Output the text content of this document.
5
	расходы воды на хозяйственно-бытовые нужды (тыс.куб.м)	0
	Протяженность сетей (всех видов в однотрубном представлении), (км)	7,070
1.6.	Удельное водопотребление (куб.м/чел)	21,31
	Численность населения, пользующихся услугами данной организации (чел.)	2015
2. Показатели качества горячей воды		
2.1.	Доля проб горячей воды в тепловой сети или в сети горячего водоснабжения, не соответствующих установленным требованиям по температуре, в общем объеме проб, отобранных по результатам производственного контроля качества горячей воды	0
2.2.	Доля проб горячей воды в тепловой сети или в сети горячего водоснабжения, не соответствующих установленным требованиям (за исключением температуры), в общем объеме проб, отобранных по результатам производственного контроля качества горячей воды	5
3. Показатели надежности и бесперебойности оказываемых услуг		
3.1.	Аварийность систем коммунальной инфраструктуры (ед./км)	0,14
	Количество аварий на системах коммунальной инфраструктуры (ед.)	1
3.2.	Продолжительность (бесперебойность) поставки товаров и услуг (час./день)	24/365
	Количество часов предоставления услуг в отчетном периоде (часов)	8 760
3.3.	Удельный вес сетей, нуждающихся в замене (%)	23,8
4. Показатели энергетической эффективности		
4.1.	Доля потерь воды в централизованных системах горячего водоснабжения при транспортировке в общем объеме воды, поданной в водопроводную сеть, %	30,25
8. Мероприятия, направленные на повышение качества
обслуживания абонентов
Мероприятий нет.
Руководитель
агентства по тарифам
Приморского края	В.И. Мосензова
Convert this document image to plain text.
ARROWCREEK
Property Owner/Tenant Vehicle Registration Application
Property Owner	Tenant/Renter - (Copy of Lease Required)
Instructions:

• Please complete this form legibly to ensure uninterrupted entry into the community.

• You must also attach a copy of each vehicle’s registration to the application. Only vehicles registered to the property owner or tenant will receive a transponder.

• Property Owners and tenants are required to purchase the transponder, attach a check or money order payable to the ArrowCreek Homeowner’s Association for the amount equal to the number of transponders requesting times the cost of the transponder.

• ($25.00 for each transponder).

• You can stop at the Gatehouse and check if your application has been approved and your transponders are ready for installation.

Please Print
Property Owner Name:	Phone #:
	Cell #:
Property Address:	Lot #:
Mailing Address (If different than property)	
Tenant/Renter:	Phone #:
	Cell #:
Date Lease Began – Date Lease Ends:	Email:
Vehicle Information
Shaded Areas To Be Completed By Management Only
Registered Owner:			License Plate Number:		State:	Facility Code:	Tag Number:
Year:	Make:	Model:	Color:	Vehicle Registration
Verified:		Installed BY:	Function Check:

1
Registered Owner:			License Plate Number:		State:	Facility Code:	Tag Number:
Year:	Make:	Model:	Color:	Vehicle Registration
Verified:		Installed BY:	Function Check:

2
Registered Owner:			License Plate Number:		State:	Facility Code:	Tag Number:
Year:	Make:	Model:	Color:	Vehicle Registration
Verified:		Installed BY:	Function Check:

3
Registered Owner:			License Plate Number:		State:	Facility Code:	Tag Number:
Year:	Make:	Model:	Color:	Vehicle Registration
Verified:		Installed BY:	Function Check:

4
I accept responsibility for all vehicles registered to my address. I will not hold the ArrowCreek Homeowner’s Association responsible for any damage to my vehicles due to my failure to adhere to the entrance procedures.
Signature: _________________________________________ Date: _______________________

====

* [Work to be completed]: Above are the records. Copy every line in them holding "Association".

* [Output of the task]:
• Property Owners and tenants are required to purchase the transponder, attach a check or money order payable to the ArrowCreek Homeowner’s Association for the amount equal to the number of transponders requesting times the cost of the transponder.
I accept responsibility for all vehicles registered to my address. I will not hold the ArrowCreek Homeowner’s Association responsible for any damage to my vehicles due to my failure to adhere to the entrance procedures.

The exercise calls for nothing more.